<<<<
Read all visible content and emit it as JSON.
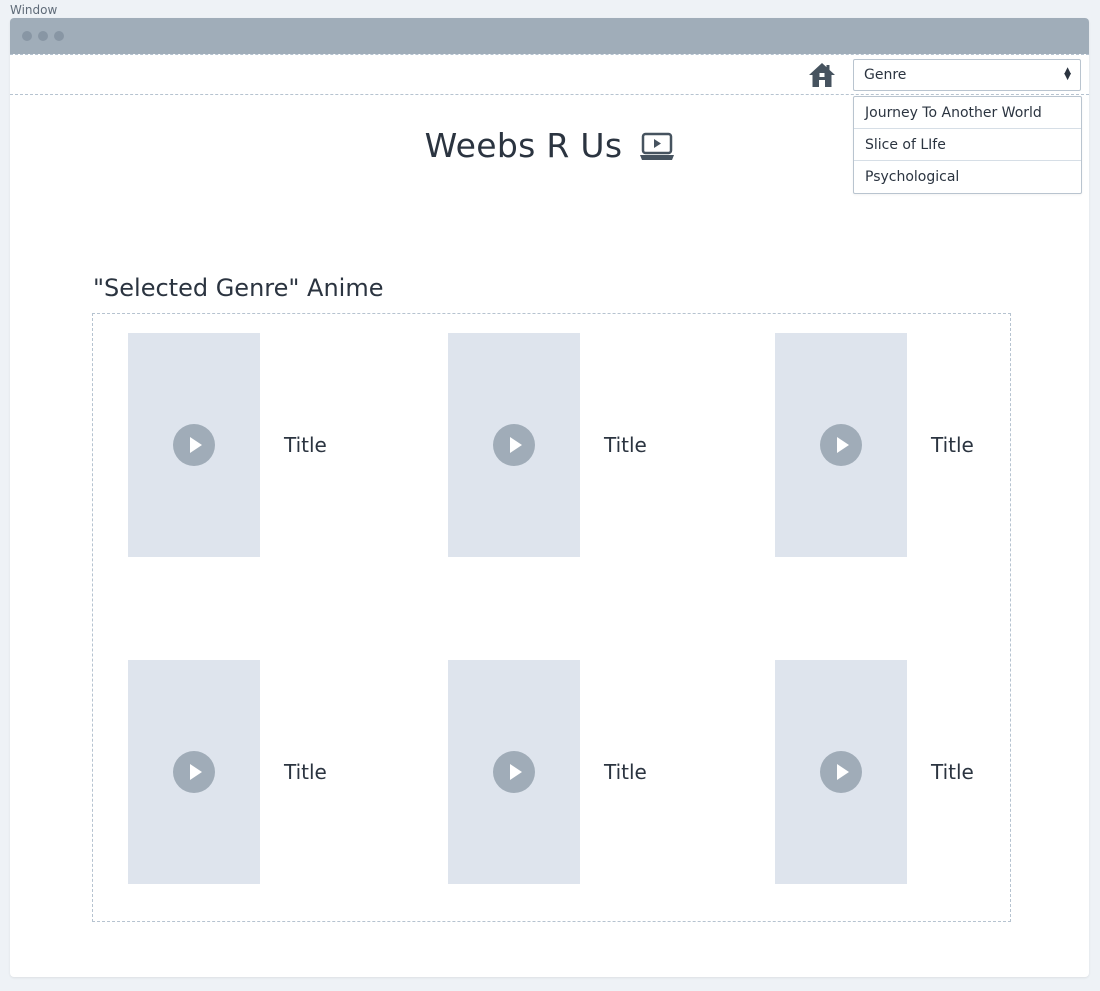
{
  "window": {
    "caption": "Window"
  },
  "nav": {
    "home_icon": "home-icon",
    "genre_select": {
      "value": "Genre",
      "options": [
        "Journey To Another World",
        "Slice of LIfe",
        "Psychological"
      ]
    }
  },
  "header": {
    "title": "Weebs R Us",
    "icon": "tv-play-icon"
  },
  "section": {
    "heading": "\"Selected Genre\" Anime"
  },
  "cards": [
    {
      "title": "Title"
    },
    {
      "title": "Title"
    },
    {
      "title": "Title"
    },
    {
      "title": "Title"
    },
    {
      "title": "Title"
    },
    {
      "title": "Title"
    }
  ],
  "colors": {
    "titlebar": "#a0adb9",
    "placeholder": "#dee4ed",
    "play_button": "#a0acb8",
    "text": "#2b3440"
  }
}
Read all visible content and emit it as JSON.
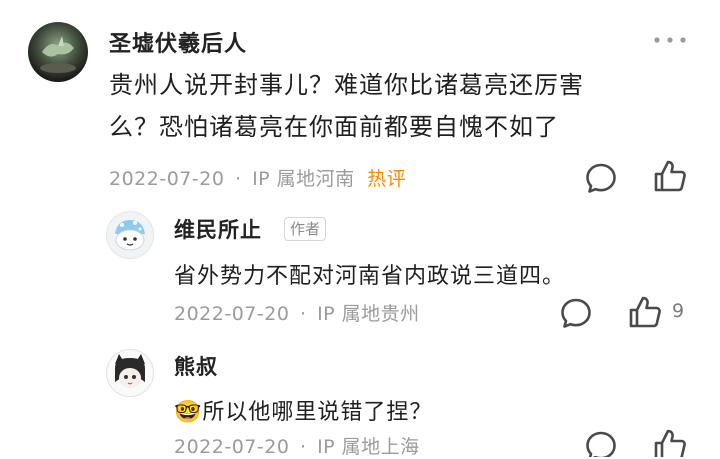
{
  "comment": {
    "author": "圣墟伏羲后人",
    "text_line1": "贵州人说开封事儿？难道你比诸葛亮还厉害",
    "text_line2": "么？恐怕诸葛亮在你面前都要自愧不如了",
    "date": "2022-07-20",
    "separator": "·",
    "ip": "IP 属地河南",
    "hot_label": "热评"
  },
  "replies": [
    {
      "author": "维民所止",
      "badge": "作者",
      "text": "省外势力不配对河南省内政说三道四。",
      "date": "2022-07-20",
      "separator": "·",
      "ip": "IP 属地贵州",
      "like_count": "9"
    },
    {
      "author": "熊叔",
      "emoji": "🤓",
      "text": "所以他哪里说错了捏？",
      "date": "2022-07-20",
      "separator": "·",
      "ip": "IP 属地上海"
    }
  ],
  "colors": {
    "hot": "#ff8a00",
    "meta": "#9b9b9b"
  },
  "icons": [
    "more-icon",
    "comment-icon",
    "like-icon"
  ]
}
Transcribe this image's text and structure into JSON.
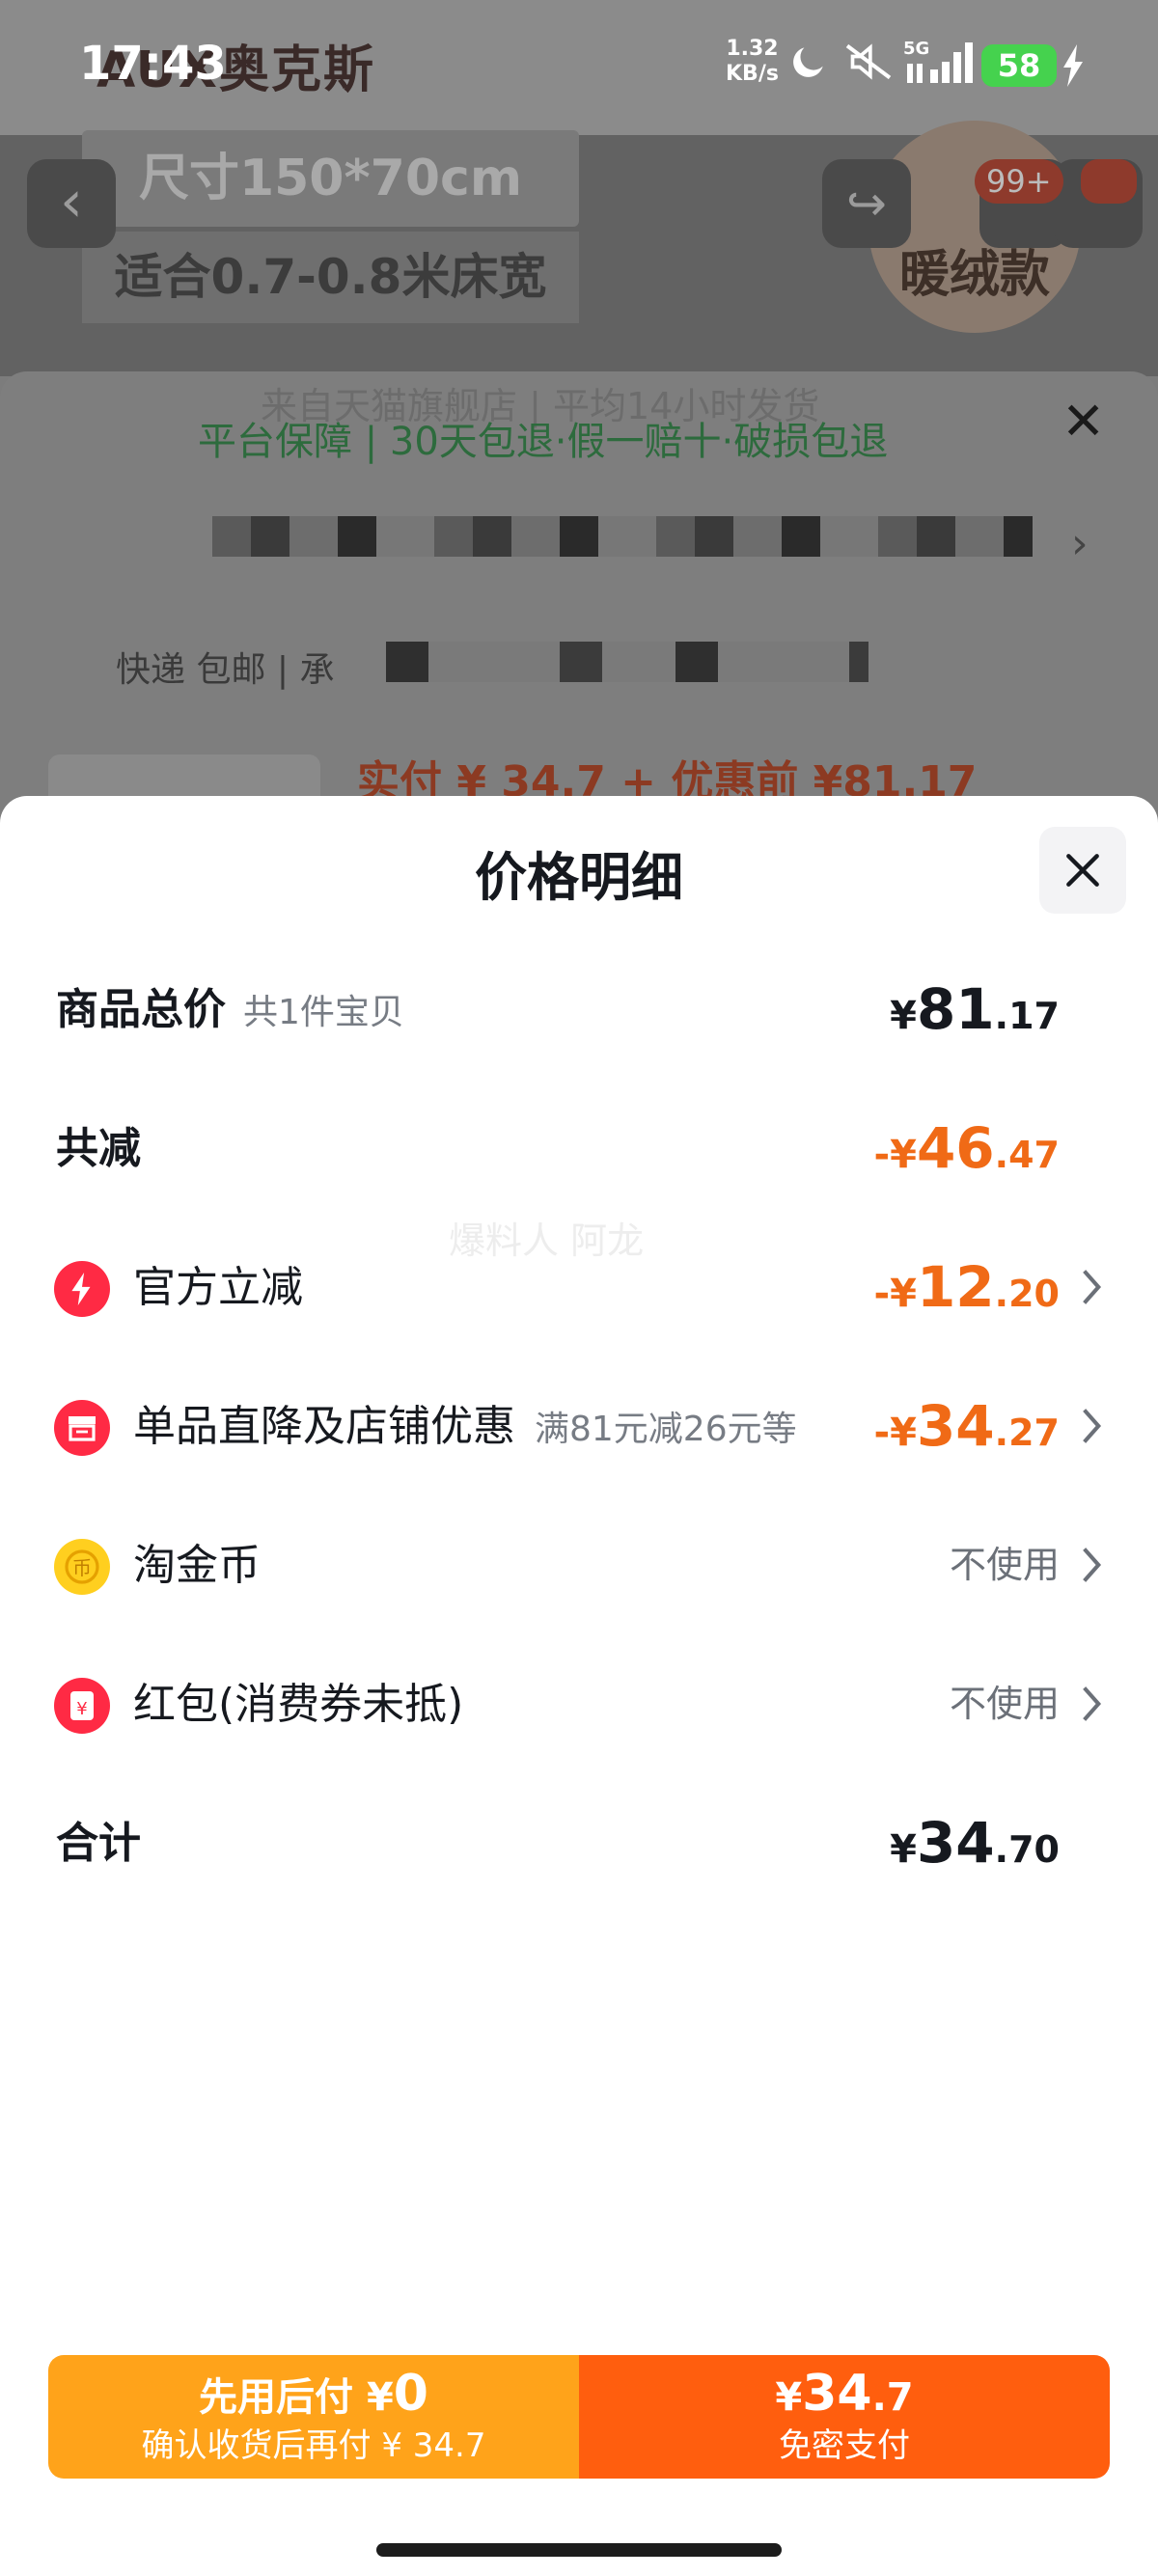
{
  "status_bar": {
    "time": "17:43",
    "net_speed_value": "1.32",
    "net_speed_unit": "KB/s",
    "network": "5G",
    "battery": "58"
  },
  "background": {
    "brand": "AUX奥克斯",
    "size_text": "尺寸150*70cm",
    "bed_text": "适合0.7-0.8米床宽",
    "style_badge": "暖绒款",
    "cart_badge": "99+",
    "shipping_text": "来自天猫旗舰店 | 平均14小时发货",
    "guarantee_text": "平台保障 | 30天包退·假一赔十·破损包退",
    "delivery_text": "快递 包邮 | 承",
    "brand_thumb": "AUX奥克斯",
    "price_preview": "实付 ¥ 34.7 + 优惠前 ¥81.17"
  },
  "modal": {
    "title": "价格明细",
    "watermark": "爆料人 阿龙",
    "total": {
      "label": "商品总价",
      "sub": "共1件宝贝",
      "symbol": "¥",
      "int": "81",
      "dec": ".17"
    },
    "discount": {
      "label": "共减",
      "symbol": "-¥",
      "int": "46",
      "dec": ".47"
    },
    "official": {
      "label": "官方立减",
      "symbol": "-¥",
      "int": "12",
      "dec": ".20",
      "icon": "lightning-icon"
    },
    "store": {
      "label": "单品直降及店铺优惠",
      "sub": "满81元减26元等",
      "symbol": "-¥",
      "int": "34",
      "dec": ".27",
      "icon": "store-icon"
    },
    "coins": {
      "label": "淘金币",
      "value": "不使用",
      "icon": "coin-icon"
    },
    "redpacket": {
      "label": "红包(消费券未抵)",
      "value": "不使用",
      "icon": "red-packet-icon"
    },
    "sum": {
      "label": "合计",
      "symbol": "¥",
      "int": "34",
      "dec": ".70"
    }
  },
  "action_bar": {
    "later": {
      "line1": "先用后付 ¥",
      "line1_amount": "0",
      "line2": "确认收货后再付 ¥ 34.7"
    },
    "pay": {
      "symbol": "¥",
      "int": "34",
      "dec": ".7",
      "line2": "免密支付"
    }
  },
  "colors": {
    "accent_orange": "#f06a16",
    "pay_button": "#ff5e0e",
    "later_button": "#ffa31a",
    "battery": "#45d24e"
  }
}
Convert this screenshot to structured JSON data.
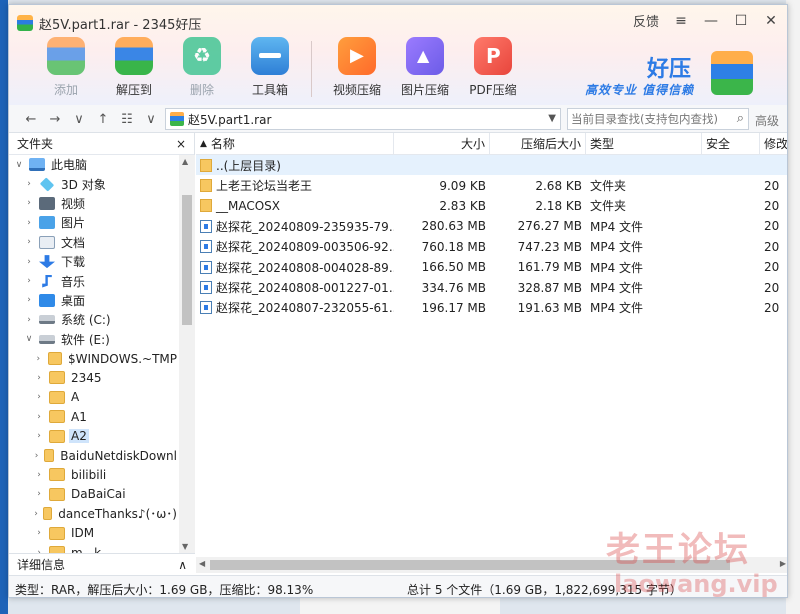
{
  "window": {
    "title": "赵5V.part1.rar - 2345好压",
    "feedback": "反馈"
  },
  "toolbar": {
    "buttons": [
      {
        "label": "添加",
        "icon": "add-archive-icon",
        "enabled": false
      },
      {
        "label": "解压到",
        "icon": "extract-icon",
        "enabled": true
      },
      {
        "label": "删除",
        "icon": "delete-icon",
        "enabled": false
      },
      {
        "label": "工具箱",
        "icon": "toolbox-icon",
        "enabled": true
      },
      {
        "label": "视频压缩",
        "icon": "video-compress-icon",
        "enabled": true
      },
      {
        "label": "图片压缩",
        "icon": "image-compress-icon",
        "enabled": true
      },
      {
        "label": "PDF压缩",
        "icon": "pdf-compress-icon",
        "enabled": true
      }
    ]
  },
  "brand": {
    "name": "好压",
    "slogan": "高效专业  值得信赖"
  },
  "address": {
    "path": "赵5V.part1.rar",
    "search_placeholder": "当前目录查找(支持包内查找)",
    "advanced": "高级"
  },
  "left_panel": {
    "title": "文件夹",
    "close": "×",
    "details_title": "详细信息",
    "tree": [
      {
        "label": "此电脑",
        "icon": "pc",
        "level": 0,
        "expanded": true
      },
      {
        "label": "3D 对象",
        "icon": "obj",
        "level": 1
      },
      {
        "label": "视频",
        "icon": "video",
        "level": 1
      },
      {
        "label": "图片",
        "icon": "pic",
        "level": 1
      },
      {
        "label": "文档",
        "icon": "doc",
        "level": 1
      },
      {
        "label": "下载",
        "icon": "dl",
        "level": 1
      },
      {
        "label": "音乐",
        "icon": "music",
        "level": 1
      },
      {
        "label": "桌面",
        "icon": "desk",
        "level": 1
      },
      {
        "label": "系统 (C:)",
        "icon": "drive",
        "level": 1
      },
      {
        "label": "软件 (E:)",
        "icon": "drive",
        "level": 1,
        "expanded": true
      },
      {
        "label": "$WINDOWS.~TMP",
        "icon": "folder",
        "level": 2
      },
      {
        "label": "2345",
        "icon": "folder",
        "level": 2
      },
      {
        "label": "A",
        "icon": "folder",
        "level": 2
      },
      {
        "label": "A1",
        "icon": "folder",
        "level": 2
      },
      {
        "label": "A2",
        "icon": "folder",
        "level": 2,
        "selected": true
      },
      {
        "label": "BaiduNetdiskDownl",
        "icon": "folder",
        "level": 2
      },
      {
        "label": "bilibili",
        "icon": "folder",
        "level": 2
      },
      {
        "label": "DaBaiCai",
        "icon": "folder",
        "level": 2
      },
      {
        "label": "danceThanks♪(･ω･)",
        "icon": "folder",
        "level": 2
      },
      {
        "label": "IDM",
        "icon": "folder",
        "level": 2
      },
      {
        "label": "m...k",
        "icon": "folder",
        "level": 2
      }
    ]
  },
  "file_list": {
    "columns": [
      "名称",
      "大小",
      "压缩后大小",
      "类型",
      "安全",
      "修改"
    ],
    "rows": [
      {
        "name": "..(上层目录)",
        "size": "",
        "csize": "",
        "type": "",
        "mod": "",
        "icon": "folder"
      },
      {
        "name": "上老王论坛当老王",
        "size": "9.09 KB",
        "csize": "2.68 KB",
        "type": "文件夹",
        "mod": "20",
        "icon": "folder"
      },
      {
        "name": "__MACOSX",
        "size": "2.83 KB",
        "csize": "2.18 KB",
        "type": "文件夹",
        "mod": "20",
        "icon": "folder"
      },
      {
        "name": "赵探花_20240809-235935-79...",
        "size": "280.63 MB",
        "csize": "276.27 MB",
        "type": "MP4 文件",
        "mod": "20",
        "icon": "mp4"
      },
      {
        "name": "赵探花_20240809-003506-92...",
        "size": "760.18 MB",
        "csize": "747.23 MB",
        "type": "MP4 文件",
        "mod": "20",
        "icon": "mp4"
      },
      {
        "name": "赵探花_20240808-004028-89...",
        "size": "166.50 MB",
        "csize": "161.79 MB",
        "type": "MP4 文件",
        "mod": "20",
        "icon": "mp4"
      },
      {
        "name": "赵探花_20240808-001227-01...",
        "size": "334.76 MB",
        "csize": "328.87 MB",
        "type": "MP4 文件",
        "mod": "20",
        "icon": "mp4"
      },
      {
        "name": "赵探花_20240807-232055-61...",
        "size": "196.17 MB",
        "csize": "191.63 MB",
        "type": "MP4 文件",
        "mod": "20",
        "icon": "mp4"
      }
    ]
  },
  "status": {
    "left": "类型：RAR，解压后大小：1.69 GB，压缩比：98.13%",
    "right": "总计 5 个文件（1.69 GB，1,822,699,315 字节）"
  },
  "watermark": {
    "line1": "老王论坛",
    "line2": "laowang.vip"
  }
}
>>>>
▸ **Problem statement**
Show every line from the entries above in which the word "csize" appears.

▸ **Result for this task**
        "csize": "",
        "csize": "2.68 KB",
        "csize": "2.18 KB",
        "csize": "276.27 MB",
        "csize": "747.23 MB",
        "csize": "161.79 MB",
        "csize": "328.87 MB",
        "csize": "191.63 MB",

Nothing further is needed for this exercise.